Data records
━━━━━━━━━━━━━━━━━━━━━━━━━━━━━━
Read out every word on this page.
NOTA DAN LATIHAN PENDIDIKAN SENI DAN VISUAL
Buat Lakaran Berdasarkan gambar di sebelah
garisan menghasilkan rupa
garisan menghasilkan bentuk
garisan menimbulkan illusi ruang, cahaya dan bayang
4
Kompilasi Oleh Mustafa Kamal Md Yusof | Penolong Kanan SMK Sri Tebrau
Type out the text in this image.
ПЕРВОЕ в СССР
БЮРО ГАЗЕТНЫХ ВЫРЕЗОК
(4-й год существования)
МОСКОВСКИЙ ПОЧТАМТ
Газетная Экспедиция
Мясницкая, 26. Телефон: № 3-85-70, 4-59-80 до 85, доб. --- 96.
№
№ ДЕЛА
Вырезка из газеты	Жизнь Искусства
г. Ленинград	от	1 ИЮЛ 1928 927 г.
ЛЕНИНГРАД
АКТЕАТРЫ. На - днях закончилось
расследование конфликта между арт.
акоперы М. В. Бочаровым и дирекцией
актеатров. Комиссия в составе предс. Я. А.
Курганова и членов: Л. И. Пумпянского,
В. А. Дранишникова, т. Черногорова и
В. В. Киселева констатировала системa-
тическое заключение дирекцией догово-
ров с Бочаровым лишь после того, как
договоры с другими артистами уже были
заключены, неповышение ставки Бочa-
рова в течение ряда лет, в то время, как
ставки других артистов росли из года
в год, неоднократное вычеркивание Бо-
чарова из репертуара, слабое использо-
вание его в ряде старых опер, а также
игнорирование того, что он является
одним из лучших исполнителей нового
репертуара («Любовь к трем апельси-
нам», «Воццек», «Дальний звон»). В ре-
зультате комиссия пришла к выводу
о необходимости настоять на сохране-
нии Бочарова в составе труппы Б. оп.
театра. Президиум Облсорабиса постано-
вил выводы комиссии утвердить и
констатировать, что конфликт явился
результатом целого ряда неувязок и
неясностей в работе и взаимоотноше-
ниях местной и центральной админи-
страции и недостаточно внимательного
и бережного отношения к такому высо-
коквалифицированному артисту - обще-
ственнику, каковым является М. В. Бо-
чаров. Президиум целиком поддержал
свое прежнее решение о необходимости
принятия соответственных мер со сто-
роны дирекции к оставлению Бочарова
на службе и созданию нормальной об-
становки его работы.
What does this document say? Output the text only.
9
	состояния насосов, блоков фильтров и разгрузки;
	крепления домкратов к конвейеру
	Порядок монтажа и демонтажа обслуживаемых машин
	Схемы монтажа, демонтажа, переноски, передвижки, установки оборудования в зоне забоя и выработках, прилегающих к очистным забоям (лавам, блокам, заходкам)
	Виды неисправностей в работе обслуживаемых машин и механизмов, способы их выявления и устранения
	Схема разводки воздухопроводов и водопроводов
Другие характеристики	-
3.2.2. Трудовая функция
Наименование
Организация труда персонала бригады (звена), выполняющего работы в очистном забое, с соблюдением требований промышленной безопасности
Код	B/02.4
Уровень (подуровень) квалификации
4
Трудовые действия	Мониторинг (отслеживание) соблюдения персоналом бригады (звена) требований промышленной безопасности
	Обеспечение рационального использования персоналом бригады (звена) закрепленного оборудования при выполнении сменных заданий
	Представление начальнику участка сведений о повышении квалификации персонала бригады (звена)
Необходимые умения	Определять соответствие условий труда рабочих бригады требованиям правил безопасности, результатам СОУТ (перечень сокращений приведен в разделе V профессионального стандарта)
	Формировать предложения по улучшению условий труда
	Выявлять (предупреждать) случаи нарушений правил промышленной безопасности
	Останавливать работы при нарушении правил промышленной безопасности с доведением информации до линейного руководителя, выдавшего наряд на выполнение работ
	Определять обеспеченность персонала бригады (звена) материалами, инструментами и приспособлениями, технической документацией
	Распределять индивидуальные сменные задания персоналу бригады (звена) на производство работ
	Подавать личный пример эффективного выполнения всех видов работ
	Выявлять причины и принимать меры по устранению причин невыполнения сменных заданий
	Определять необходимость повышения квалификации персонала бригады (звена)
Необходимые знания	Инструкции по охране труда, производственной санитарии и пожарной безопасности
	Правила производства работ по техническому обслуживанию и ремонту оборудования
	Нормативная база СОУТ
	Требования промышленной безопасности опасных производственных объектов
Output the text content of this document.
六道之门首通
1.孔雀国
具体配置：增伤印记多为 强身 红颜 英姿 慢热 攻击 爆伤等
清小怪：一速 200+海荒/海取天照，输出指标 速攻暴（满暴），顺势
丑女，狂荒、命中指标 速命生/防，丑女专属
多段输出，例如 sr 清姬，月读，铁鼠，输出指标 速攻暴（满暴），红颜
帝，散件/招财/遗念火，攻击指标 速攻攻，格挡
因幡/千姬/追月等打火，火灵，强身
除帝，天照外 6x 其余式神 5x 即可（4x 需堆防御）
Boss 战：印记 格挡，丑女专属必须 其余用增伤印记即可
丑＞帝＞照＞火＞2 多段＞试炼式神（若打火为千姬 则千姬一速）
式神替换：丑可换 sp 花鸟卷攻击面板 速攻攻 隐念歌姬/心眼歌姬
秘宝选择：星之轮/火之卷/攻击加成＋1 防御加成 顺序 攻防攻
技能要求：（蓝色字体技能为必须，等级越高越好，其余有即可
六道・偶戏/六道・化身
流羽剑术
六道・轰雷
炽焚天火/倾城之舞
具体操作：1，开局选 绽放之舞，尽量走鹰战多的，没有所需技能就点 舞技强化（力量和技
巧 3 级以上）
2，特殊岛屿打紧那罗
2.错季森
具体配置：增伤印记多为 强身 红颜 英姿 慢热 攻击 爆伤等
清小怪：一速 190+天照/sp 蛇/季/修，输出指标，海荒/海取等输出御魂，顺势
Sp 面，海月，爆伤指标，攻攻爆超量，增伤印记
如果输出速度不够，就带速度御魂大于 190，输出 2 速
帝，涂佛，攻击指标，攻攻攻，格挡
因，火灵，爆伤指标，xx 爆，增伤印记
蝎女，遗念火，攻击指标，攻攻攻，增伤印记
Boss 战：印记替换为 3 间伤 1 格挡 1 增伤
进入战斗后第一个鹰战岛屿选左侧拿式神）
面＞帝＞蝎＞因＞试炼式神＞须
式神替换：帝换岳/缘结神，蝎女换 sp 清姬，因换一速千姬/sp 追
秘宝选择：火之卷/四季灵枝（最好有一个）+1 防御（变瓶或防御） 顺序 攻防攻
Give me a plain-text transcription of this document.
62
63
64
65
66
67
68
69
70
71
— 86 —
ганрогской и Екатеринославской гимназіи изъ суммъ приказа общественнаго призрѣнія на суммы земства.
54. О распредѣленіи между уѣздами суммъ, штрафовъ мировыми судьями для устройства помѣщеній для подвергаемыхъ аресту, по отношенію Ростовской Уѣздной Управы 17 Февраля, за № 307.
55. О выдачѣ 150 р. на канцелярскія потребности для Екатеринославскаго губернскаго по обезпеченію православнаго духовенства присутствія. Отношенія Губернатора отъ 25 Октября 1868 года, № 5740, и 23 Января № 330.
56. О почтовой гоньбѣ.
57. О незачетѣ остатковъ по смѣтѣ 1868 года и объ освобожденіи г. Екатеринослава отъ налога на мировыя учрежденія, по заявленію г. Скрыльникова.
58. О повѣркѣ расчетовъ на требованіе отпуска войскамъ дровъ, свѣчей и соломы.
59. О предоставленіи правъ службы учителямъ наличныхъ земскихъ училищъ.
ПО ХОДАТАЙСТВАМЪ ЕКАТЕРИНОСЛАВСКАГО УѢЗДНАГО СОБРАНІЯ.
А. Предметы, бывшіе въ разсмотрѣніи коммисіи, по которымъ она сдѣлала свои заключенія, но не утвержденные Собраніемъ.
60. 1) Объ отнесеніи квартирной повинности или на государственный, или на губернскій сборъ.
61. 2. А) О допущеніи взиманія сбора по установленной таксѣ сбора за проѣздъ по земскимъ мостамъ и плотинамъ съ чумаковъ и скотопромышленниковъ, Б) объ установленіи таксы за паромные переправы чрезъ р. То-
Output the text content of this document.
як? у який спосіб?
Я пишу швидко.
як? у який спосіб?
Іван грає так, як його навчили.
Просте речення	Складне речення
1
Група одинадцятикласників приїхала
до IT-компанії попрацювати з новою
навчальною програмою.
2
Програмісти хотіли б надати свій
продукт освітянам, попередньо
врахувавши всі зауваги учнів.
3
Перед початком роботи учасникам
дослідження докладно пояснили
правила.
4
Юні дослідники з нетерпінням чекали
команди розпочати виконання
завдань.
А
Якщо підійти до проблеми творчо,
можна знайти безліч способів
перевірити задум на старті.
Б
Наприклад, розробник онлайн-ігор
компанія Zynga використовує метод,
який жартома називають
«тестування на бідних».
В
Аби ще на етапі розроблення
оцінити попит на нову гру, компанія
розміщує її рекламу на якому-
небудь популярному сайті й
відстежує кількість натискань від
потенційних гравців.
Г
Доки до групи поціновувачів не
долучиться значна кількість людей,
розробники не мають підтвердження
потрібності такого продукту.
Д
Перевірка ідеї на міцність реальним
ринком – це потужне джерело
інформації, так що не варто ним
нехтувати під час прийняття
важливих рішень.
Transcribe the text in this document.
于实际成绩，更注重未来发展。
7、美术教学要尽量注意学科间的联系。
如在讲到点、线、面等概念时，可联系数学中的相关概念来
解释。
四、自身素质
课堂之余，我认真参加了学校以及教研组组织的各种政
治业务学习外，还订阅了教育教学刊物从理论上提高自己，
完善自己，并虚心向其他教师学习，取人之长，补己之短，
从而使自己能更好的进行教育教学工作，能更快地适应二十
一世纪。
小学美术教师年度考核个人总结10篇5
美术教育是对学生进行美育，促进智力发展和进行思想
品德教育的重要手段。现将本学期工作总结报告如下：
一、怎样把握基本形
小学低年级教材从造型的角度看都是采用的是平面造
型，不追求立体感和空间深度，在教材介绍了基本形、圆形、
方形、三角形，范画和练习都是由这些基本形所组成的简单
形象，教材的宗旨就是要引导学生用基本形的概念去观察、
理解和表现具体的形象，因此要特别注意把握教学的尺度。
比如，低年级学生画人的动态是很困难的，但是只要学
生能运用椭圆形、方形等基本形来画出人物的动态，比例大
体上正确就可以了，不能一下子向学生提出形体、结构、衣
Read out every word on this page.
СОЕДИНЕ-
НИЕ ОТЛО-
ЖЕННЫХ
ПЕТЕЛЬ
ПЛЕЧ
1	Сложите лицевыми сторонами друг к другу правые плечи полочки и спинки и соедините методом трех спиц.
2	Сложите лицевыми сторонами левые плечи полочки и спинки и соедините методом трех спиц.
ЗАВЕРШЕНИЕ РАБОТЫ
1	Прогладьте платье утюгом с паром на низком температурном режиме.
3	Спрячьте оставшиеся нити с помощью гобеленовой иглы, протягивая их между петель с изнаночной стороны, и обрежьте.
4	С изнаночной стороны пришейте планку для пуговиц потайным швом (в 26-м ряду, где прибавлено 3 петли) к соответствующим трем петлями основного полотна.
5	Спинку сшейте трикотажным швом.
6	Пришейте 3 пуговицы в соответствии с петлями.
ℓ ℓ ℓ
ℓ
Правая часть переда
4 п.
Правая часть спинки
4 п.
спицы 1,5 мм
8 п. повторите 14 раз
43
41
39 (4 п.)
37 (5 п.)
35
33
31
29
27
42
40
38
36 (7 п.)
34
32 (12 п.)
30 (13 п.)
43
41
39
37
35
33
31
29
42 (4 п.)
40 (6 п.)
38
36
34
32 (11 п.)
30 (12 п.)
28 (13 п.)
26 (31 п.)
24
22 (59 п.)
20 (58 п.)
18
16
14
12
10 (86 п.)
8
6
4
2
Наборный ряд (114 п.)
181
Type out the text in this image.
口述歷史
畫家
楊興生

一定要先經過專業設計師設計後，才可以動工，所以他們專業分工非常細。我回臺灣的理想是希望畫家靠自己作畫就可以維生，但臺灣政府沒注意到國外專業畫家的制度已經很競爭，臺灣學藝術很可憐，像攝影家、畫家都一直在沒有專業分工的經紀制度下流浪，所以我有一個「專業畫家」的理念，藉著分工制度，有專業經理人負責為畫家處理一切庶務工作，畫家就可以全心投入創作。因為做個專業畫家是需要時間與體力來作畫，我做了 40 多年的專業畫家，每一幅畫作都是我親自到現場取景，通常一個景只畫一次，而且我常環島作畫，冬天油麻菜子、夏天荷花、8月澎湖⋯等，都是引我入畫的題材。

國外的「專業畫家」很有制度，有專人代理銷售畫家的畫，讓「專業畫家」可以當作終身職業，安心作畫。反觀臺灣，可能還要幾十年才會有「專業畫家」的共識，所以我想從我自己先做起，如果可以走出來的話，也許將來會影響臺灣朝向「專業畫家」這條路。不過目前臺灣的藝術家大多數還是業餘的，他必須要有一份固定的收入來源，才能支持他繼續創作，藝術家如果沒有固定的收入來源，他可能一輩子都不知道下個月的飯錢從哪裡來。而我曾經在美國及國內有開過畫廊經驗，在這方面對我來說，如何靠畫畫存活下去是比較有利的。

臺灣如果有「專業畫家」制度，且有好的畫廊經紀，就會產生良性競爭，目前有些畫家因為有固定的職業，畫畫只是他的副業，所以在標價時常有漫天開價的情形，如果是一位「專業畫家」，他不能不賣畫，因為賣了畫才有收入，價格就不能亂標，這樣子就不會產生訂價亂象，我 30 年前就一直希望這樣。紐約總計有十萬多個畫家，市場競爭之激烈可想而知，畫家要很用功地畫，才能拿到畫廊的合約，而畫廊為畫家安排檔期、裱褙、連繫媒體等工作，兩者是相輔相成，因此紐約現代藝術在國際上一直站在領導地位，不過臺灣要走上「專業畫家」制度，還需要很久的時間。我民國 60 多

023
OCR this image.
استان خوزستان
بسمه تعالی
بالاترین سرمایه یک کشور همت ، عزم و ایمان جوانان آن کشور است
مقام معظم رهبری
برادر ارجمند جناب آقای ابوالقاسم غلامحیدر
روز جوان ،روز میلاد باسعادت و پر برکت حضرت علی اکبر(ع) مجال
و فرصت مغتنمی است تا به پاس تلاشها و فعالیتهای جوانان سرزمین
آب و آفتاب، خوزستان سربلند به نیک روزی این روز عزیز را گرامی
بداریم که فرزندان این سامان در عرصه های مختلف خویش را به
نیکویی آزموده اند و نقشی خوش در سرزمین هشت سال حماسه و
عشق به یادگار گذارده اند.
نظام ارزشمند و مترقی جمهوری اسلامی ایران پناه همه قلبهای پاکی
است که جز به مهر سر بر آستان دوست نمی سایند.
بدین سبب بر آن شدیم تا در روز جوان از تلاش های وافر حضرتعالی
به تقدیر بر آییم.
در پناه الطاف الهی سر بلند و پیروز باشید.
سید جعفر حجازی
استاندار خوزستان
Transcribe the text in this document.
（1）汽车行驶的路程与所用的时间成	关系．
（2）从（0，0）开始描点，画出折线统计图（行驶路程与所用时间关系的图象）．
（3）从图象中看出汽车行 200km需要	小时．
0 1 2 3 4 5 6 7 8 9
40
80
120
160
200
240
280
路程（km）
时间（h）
━━━━━━━━━━━━━━━━━━━━━━━━━━━━━━
Challenge:
Extract, from the material above, each line holding the word "петлями".

Response for this exercise:
4	С изнаночной стороны пришейте планку для пуговиц потайным швом (в 26-м ряду, где прибавлено 3 петли) к соответствующим трем петлями основного полотна.
6	Пришейте 3 пуговицы в соответствии с петлями.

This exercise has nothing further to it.